START
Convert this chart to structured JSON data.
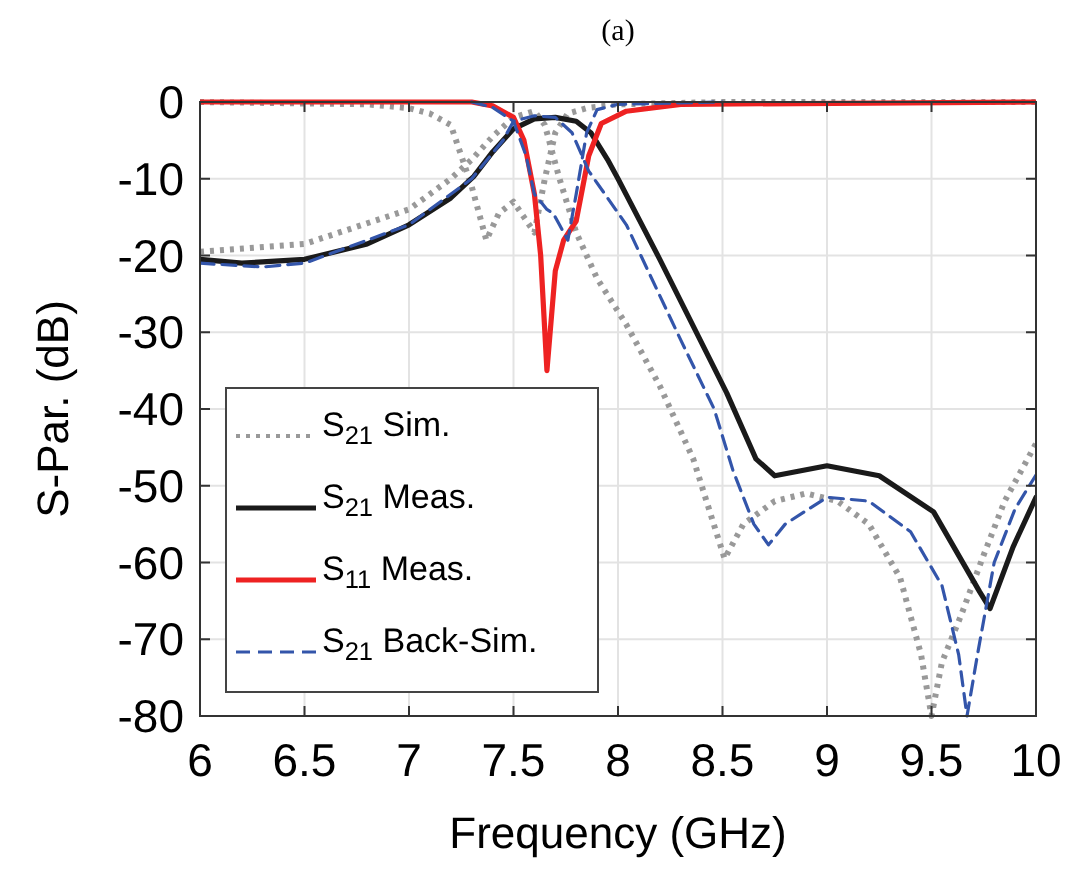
{
  "chart_data": {
    "type": "line",
    "title": "(a)",
    "xlabel": "Frequency (GHz)",
    "ylabel": "S-Par. (dB)",
    "xlim": [
      6,
      10
    ],
    "ylim": [
      -80,
      0
    ],
    "xticks": [
      6,
      6.5,
      7,
      7.5,
      8,
      8.5,
      9,
      9.5,
      10
    ],
    "yticks": [
      -80,
      -70,
      -60,
      -50,
      -40,
      -30,
      -20,
      -10,
      0
    ],
    "grid": true,
    "legend": "bottom left",
    "series": [
      {
        "name": "S$_{21}$ Sim.",
        "color": "#999999",
        "line_style": "dotted",
        "x": [
          6,
          6.5,
          7,
          7.2,
          7.3,
          7.4,
          7.5,
          7.6,
          7.65,
          7.72,
          7.8,
          7.9,
          8.04,
          8.2,
          8.36,
          8.51,
          8.6,
          8.75,
          8.9,
          9.05,
          9.2,
          9.35,
          9.45,
          9.5,
          9.55,
          9.64,
          9.75,
          9.85,
          10
        ],
        "values": [
          -19.5,
          -18.5,
          -14,
          -10,
          -7.5,
          -4.5,
          -2,
          -1.2,
          -3,
          -10,
          -17,
          -23,
          -29,
          -37,
          -46.5,
          -59.5,
          -55,
          -52,
          -51,
          -52,
          -55,
          -62,
          -72,
          -80,
          -73,
          -67,
          -59,
          -52,
          -44.5
        ]
      },
      {
        "color": "#999999",
        "line_style": "dotted",
        "x": [
          6,
          6.8,
          7,
          7.1,
          7.2,
          7.3,
          7.37,
          7.43,
          7.5,
          7.55,
          7.6,
          7.65,
          7.7,
          7.76,
          7.85,
          8,
          8.5,
          10
        ],
        "values": [
          0,
          -0.3,
          -0.8,
          -1.5,
          -3,
          -11,
          -18,
          -14.5,
          -13,
          -15,
          -17,
          -10,
          -4,
          -1.5,
          -0.8,
          -0.3,
          0,
          0
        ]
      },
      {
        "name": "S$_{21}$ Meas.",
        "color": "#1a1a1a",
        "line_style": "solid",
        "x": [
          6,
          6.2,
          6.5,
          6.8,
          7,
          7.2,
          7.31,
          7.4,
          7.5,
          7.6,
          7.7,
          7.8,
          7.87,
          7.95,
          8,
          8.2,
          8.52,
          8.66,
          8.75,
          9,
          9.25,
          9.51,
          9.73,
          9.78,
          9.89,
          10
        ],
        "values": [
          -20.5,
          -21,
          -20.5,
          -18.5,
          -16,
          -12.5,
          -9.7,
          -6.5,
          -3.5,
          -2.2,
          -2,
          -2.5,
          -4,
          -7.5,
          -10,
          -20.5,
          -37.9,
          -46.5,
          -48.7,
          -47.4,
          -48.7,
          -53.4,
          -63.8,
          -66,
          -58,
          -51.5
        ]
      },
      {
        "name": "S$_{11}$ Meas.",
        "color": "#ee2222",
        "line_style": "solid",
        "x": [
          6,
          7.3,
          7.4,
          7.5,
          7.55,
          7.6,
          7.63,
          7.66,
          7.7,
          7.74,
          7.8,
          7.86,
          7.92,
          8.04,
          8.3,
          10
        ],
        "values": [
          0,
          0,
          -0.5,
          -2,
          -5,
          -12,
          -20,
          -35,
          -22,
          -18,
          -15.5,
          -7,
          -2.8,
          -1.2,
          -0.3,
          0
        ]
      },
      {
        "name": "S$_{21}$ Back-Sim.",
        "color": "#3355aa",
        "line_style": "dashed",
        "x": [
          6,
          6.3,
          6.5,
          7,
          7.3,
          7.45,
          7.5,
          7.6,
          7.7,
          7.78,
          7.86,
          8.04,
          8.3,
          8.46,
          8.55,
          8.65,
          8.72,
          8.8,
          9,
          9.2,
          9.4,
          9.55,
          9.63,
          9.67,
          9.72,
          9.8,
          9.9,
          10
        ],
        "values": [
          -21,
          -21.5,
          -21,
          -16,
          -10,
          -5,
          -2.5,
          -1.8,
          -2,
          -4,
          -9,
          -16,
          -31,
          -40,
          -48,
          -55,
          -57.7,
          -55,
          -51.5,
          -52,
          -56,
          -63,
          -72,
          -80,
          -72,
          -60,
          -53,
          -48.6
        ]
      },
      {
        "color": "#3355aa",
        "line_style": "dashed",
        "x": [
          7.3,
          7.4,
          7.5,
          7.56,
          7.6,
          7.66,
          7.69,
          7.72,
          7.76,
          7.8,
          7.85,
          7.9,
          8,
          8.5
        ],
        "values": [
          0,
          -0.7,
          -2.5,
          -7,
          -12,
          -14,
          -14.5,
          -16,
          -18,
          -12,
          -4,
          -1,
          -0.3,
          0
        ]
      }
    ]
  }
}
END
### PROBLEM TO WORK ON
Print the records word for word and exclude any picture they hold.

### FINAL RESULT
Convert this chart to structured JSON data.
{
  "chart_data": {
    "type": "line",
    "title": "(a)",
    "xlabel": "Frequency (GHz)",
    "ylabel": "S-Par. (dB)",
    "xlim": [
      6,
      10
    ],
    "ylim": [
      -80,
      0
    ],
    "xticks": [
      6,
      6.5,
      7,
      7.5,
      8,
      8.5,
      9,
      9.5,
      10
    ],
    "yticks": [
      -80,
      -70,
      -60,
      -50,
      -40,
      -30,
      -20,
      -10,
      0
    ],
    "grid": true,
    "legend": "bottom left",
    "series": [
      {
        "name": "S$_{21}$ Sim.",
        "color": "#999999",
        "line_style": "dotted",
        "x": [
          6,
          6.5,
          7,
          7.2,
          7.3,
          7.4,
          7.5,
          7.6,
          7.65,
          7.72,
          7.8,
          7.9,
          8.04,
          8.2,
          8.36,
          8.51,
          8.6,
          8.75,
          8.9,
          9.05,
          9.2,
          9.35,
          9.45,
          9.5,
          9.55,
          9.64,
          9.75,
          9.85,
          10
        ],
        "values": [
          -19.5,
          -18.5,
          -14,
          -10,
          -7.5,
          -4.5,
          -2,
          -1.2,
          -3,
          -10,
          -17,
          -23,
          -29,
          -37,
          -46.5,
          -59.5,
          -55,
          -52,
          -51,
          -52,
          -55,
          -62,
          -72,
          -80,
          -73,
          -67,
          -59,
          -52,
          -44.5
        ]
      },
      {
        "color": "#999999",
        "line_style": "dotted",
        "x": [
          6,
          6.8,
          7,
          7.1,
          7.2,
          7.3,
          7.37,
          7.43,
          7.5,
          7.55,
          7.6,
          7.65,
          7.7,
          7.76,
          7.85,
          8,
          8.5,
          10
        ],
        "values": [
          0,
          -0.3,
          -0.8,
          -1.5,
          -3,
          -11,
          -18,
          -14.5,
          -13,
          -15,
          -17,
          -10,
          -4,
          -1.5,
          -0.8,
          -0.3,
          0,
          0
        ]
      },
      {
        "name": "S$_{21}$ Meas.",
        "color": "#1a1a1a",
        "line_style": "solid",
        "x": [
          6,
          6.2,
          6.5,
          6.8,
          7,
          7.2,
          7.31,
          7.4,
          7.5,
          7.6,
          7.7,
          7.8,
          7.87,
          7.95,
          8,
          8.2,
          8.52,
          8.66,
          8.75,
          9,
          9.25,
          9.51,
          9.73,
          9.78,
          9.89,
          10
        ],
        "values": [
          -20.5,
          -21,
          -20.5,
          -18.5,
          -16,
          -12.5,
          -9.7,
          -6.5,
          -3.5,
          -2.2,
          -2,
          -2.5,
          -4,
          -7.5,
          -10,
          -20.5,
          -37.9,
          -46.5,
          -48.7,
          -47.4,
          -48.7,
          -53.4,
          -63.8,
          -66,
          -58,
          -51.5
        ]
      },
      {
        "name": "S$_{11}$ Meas.",
        "color": "#ee2222",
        "line_style": "solid",
        "x": [
          6,
          7.3,
          7.4,
          7.5,
          7.55,
          7.6,
          7.63,
          7.66,
          7.7,
          7.74,
          7.8,
          7.86,
          7.92,
          8.04,
          8.3,
          10
        ],
        "values": [
          0,
          0,
          -0.5,
          -2,
          -5,
          -12,
          -20,
          -35,
          -22,
          -18,
          -15.5,
          -7,
          -2.8,
          -1.2,
          -0.3,
          0
        ]
      },
      {
        "name": "S$_{21}$ Back-Sim.",
        "color": "#3355aa",
        "line_style": "dashed",
        "x": [
          6,
          6.3,
          6.5,
          7,
          7.3,
          7.45,
          7.5,
          7.6,
          7.7,
          7.78,
          7.86,
          8.04,
          8.3,
          8.46,
          8.55,
          8.65,
          8.72,
          8.8,
          9,
          9.2,
          9.4,
          9.55,
          9.63,
          9.67,
          9.72,
          9.8,
          9.9,
          10
        ],
        "values": [
          -21,
          -21.5,
          -21,
          -16,
          -10,
          -5,
          -2.5,
          -1.8,
          -2,
          -4,
          -9,
          -16,
          -31,
          -40,
          -48,
          -55,
          -57.7,
          -55,
          -51.5,
          -52,
          -56,
          -63,
          -72,
          -80,
          -72,
          -60,
          -53,
          -48.6
        ]
      },
      {
        "color": "#3355aa",
        "line_style": "dashed",
        "x": [
          7.3,
          7.4,
          7.5,
          7.56,
          7.6,
          7.66,
          7.69,
          7.72,
          7.76,
          7.8,
          7.85,
          7.9,
          8,
          8.5
        ],
        "values": [
          0,
          -0.7,
          -2.5,
          -7,
          -12,
          -14,
          -14.5,
          -16,
          -18,
          -12,
          -4,
          -1,
          -0.3,
          0
        ]
      }
    ]
  }
}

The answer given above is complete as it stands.